# Job
Provide the number of lines containing the word "this", and nothing else.

# Data lines

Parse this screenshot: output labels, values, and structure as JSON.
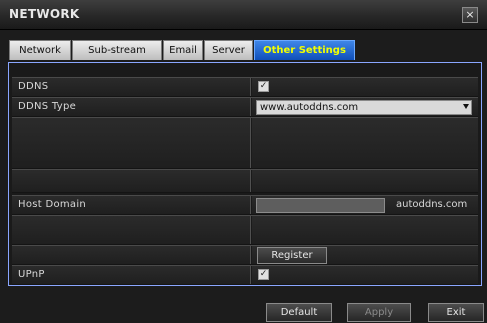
{
  "window": {
    "title": "NETWORK",
    "close_glyph": "×",
    "close_icon": "close-icon"
  },
  "tabs": [
    {
      "label": "Network",
      "active": false
    },
    {
      "label": "Sub-stream",
      "active": false
    },
    {
      "label": "Email",
      "active": false
    },
    {
      "label": "Server",
      "active": false
    },
    {
      "label": "Other Settings",
      "active": true
    }
  ],
  "rows": {
    "ddns": {
      "label": "DDNS",
      "checked": true,
      "check_glyph": "✓"
    },
    "ddns_type": {
      "label": "DDNS Type",
      "value": "www.autoddns.com"
    },
    "host_domain": {
      "label": "Host Domain",
      "value": "",
      "suffix": "autoddns.com"
    },
    "register": {
      "label": "Register"
    },
    "upnp": {
      "label": "UPnP",
      "checked": true,
      "check_glyph": "✓"
    }
  },
  "buttons": {
    "default": "Default",
    "apply": "Apply",
    "exit": "Exit"
  },
  "colors": {
    "active_tab": "#0f4fb9",
    "active_tab_text": "#f2ff00",
    "panel_border": "#8aa6ff"
  }
}
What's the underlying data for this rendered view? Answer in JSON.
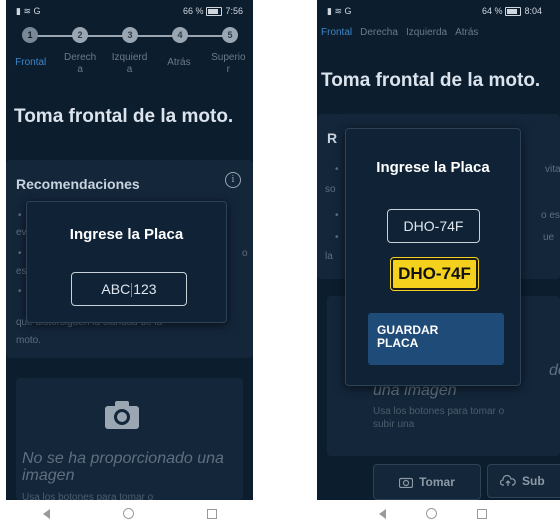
{
  "screen1": {
    "status": {
      "left_icons": "▮ ≋ G",
      "battery": "66 %",
      "time": "7:56"
    },
    "steps": [
      "1",
      "2",
      "3",
      "4",
      "5"
    ],
    "tabs": [
      "Frontal",
      "Derecha",
      "Izquierda",
      "Atrás",
      "Superior"
    ],
    "tabs_wrapped": [
      [
        "Frontal"
      ],
      [
        "Derech",
        "a"
      ],
      [
        "Izquierd",
        "a"
      ],
      [
        "Atrás"
      ],
      [
        "Superio",
        "r"
      ]
    ],
    "page_title": "Toma frontal de la moto.",
    "recommendations": {
      "title": "Recomendaciones",
      "line_fragments": [
        "•",
        "ev",
        "•",
        "o",
        "es",
        "•",
        "que distorsiguen la claridad de la",
        "moto."
      ]
    },
    "dialog": {
      "title": "Ingrese la Placa",
      "input_before_caret": "ABC",
      "input_after_caret": "123"
    },
    "image_card": {
      "no_image": "No se ha proporcionado una imagen",
      "subtext": "Usa los botones para tomar o"
    }
  },
  "screen2": {
    "status": {
      "left_icons": "▮ ≋ G",
      "battery": "64 %",
      "time": "8:04"
    },
    "tabs": [
      "Frontal",
      "Derecha",
      "Izquierda",
      "Atrás"
    ],
    "page_title": "Toma frontal de la moto.",
    "recommendations": {
      "title_fragment": "R",
      "line_fragments": [
        "•",
        "vita",
        "so",
        "•",
        "o es",
        "•",
        "ue",
        "la"
      ]
    },
    "dialog": {
      "title": "Ingrese la Placa",
      "input_value": "DHO-74F",
      "plate_preview": "DHO-74F",
      "save_label_line1": "GUARDAR",
      "save_label_line2": "PLACA"
    },
    "image_card": {
      "no_image_fragment": "do",
      "no_image_line2": "una imagen",
      "subtext_line1": "Usa los botones para tomar o",
      "subtext_line2": "subir una"
    },
    "buttons": {
      "take": "Tomar",
      "upload": "Sub"
    }
  },
  "colors": {
    "background": "#0c1d2e",
    "card": "#13263a",
    "accent": "#3f86c8",
    "plate_yellow": "#f3d11c",
    "save_button": "#1f4b78"
  },
  "icons": [
    "step-circle",
    "info-icon",
    "camera-icon",
    "upload-cloud-icon",
    "nav-back-icon",
    "nav-home-icon",
    "nav-recent-icon"
  ]
}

# Written reply
2